▶ PROBLEM STATEMENT
Answer these from the Adobe Edge article:
(a) Which image file formats can be imported?
(b) How many basic panels does the interface have?
(c) Which drawing tools are available?

▶ TEXT EXTRACT
Introducing Adobe Edge

What is Adobe Edge and Who Cares?

Adobe Edge is the latest addition to Adobe’s already wide collection of content creation tools.  It uses HTML 5, CSS3, and JavaScript to create motion and interaction for websites.  What’s interesting here is that Adobe Edge is designed to generate the type of multimedia experience that users have come to expect from modern websites, but without the required plug-ins like Flash player or Silverlight.

This is just a preview release, which means that the software is still in development.  Many of the features that you would expect to have in an Adobe content creation tool are missing.  But that’s to be expected in a preview release.  Here’s what I found.

Interface

The interface is clean, intuitive, and in line with other Adobe products.  It’s similar to After Effects or Premier.  Upon first opening the application you get the sense that you are working with a video editor.  It has the slick, dark-grey interface and white text that has become prominent in Adobe’s video suite.

There are four basic panels:

  • The elements panel: This is similar to the library in Flash.  All objects in your project will be listed here.
  • The stage:  Where you will add objects and layout your project.
  • The timeline:  Here’s where you will animate and choreograph all the objects in your project.
  • The property panel:  Lists properties that you can key frame for the selected objects in the timeline.

What do you get?

This preview release is very limited.  At the moment, only the animation and some drawing tools are available.  Basic image file formats are supported for importing, but are limited to PNG, GIF, JPEG, and SVG.  Audio cannot be imported.

Drawing

Right now the drawing tools are pretty slim.  There are 4: the selection tool, the rectangle tool, the rounded rectangle tool and the text tool.  Edge supports new CSS3 styling options for HTML elements like rounded corners and gradients, although I could not find the gradient fill option anywhere.

Animation

Adding key frames is very intuitive with the auto-key frame mode.  It allows you to animate properties as you change them; this reminded me a lot of animating in After Effects.  The property panel even contains key frame buttons next to each property for easier key frame generation.  Of course, you can turn off the auto-key frame mode and manually insert your key frames if needed. There is a well thought out and robust set of easing equations available, including linear, quarts, elastic and bounce.

▶ RECORD SET
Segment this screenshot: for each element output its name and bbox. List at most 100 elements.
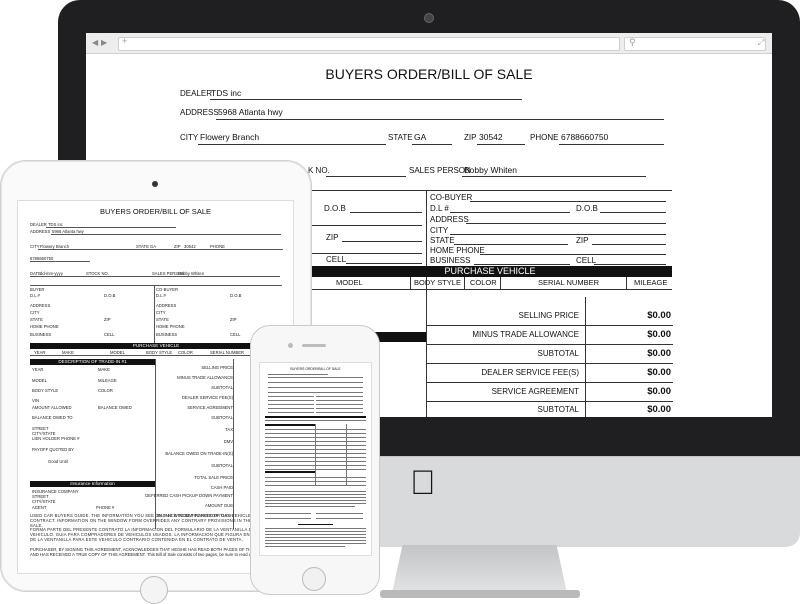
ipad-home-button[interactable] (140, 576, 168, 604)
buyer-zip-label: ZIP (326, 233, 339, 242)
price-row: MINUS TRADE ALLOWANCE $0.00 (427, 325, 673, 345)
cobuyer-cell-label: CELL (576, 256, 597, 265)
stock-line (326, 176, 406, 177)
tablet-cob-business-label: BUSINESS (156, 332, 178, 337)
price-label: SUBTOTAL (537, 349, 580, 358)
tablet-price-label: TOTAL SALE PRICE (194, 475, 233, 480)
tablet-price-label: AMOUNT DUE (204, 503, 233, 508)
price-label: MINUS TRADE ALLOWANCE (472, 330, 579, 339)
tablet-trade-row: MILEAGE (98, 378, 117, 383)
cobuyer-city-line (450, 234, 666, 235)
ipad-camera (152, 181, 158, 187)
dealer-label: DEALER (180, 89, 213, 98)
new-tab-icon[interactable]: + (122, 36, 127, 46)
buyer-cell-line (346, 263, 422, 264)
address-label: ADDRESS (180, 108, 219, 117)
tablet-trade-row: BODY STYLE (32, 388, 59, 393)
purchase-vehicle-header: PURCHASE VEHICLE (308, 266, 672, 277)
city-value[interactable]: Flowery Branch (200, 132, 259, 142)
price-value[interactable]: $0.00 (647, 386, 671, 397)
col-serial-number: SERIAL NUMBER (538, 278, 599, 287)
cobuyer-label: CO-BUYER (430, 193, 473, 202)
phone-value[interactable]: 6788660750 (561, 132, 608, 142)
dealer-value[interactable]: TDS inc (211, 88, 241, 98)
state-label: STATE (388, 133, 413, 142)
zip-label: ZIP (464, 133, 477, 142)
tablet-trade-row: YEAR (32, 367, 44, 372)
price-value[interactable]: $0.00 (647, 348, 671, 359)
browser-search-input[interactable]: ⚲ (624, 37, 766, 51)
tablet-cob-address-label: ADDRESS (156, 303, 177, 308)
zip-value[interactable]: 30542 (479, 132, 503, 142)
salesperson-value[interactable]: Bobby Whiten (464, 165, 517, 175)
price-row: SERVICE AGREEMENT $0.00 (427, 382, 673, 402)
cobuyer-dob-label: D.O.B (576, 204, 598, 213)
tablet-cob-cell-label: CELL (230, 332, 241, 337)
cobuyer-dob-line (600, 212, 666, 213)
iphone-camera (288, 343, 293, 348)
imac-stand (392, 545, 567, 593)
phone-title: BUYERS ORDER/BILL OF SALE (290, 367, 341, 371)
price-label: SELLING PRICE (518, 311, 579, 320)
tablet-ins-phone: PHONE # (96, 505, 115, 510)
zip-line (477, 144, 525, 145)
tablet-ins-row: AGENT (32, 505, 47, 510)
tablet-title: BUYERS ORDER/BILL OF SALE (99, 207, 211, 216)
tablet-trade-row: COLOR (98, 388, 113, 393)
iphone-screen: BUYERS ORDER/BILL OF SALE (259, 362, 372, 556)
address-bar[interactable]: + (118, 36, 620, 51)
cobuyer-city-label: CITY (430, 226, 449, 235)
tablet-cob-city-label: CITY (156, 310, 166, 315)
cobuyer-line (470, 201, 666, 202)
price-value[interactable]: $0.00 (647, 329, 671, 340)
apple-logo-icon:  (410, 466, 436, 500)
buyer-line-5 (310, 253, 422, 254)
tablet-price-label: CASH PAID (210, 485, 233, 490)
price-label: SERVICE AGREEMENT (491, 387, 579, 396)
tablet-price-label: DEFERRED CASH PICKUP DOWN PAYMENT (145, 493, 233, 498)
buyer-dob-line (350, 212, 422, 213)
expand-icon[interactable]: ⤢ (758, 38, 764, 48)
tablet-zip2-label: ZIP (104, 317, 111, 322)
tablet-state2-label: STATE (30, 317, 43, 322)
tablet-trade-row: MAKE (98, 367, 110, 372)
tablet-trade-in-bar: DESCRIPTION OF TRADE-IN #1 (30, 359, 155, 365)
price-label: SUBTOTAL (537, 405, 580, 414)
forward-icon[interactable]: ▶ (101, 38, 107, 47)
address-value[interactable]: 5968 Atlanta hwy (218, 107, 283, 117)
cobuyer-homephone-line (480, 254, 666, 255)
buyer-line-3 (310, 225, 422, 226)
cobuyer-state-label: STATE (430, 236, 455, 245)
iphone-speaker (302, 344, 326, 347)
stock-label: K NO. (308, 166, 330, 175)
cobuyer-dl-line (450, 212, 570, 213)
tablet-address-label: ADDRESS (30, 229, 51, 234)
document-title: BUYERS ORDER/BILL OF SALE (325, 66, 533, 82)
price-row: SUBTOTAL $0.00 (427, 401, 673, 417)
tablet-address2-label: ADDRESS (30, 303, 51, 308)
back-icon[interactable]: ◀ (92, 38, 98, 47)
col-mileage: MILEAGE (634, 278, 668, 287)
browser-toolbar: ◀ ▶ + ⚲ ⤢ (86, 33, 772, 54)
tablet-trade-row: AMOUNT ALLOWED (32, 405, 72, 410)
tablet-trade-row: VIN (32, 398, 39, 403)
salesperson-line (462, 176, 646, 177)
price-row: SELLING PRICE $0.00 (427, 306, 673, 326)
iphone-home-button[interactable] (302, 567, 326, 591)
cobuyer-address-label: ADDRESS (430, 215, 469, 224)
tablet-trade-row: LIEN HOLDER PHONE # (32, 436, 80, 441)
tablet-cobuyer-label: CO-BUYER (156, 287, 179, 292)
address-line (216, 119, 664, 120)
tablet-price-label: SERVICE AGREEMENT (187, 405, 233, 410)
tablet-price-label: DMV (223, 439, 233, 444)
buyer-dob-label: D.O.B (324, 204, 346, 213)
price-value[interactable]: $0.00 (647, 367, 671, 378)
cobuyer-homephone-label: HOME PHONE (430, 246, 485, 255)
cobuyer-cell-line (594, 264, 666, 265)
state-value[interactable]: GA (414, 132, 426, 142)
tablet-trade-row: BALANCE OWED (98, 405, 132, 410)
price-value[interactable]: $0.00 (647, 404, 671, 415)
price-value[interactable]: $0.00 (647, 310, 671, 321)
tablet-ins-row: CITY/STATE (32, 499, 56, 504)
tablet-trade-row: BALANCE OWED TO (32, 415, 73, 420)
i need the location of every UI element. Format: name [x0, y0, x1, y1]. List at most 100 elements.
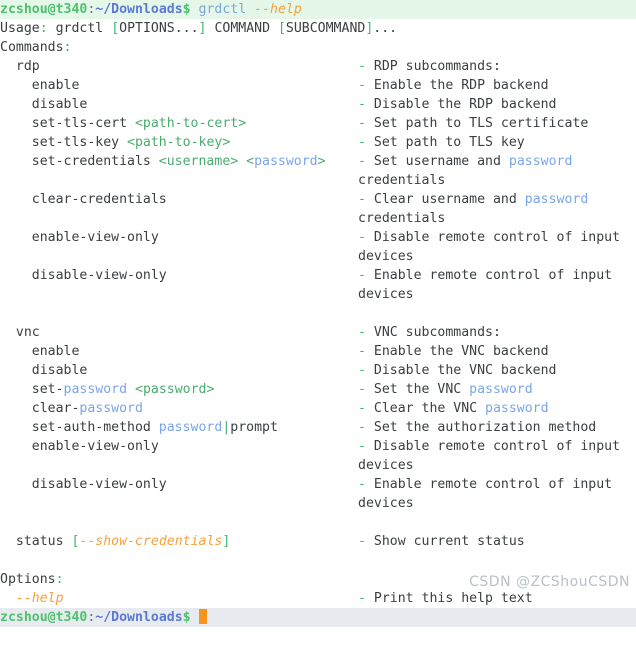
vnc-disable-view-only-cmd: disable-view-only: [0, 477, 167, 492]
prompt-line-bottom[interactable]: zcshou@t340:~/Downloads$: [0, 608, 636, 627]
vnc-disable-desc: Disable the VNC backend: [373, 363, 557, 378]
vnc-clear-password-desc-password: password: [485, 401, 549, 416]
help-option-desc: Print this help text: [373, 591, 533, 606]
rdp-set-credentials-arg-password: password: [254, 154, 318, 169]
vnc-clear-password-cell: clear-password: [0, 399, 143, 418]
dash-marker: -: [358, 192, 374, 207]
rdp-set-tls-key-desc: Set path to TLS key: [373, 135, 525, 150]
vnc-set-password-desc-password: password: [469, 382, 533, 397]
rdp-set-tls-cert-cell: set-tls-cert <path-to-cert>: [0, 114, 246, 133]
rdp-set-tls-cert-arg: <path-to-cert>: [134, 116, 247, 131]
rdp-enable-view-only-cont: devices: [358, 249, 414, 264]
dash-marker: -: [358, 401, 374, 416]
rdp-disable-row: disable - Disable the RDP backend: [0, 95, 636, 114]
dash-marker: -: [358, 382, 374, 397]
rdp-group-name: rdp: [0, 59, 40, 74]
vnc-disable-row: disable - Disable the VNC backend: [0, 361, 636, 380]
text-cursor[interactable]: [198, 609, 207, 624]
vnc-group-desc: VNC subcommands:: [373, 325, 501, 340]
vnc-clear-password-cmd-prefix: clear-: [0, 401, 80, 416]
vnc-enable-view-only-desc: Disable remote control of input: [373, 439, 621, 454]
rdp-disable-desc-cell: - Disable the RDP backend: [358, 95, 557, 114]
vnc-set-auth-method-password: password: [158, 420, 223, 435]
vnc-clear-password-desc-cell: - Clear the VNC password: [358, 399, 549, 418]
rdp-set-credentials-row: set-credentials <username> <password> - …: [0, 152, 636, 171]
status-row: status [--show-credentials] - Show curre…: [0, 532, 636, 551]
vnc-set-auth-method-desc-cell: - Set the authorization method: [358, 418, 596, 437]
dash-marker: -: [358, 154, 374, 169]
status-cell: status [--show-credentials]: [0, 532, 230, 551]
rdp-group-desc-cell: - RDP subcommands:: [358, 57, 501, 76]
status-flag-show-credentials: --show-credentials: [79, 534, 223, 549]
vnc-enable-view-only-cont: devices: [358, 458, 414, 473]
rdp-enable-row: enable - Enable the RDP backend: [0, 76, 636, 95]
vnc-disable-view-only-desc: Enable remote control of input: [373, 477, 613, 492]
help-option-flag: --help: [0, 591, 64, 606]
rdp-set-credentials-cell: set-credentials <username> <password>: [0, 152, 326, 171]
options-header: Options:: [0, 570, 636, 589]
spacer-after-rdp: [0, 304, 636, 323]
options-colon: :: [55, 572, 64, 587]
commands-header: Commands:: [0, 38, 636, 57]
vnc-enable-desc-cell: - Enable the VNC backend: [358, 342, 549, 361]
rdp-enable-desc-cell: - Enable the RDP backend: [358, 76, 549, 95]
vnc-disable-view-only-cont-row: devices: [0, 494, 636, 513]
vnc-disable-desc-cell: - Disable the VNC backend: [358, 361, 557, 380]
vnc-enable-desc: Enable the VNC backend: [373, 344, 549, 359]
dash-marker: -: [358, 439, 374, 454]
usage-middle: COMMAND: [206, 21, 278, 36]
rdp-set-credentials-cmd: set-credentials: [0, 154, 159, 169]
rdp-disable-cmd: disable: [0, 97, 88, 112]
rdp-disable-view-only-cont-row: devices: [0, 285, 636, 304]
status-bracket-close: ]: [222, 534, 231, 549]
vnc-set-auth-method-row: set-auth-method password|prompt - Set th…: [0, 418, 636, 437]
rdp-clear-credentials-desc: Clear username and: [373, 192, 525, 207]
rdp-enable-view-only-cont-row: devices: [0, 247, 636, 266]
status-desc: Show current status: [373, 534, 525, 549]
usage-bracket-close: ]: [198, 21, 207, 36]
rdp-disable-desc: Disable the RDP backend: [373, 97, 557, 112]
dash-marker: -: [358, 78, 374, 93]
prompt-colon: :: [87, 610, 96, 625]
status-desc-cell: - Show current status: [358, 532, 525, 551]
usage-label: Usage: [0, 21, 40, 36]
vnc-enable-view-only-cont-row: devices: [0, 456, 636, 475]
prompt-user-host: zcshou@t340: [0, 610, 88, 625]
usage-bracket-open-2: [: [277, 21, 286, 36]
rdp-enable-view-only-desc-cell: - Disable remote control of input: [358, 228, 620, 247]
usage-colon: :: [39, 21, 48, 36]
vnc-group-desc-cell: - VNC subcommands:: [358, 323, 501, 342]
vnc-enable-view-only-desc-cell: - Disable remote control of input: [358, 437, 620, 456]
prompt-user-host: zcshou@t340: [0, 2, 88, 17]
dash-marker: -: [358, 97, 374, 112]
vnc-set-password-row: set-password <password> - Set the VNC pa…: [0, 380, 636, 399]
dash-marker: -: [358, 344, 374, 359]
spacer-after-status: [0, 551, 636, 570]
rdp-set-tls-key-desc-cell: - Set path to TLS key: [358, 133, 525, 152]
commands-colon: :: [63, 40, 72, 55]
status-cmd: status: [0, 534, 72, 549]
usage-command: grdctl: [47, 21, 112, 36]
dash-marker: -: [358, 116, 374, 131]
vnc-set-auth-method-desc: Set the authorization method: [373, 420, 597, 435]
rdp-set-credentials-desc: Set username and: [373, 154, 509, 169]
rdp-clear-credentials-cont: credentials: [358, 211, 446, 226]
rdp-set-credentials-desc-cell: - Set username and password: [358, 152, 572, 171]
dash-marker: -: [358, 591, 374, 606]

▶ ANSWER IN FULL
(a) PNG, GIF, JPEG and SVG.
(b) Four.
(c) The selection tool, the rectangle tool, the rounded rectangle tool and the text tool.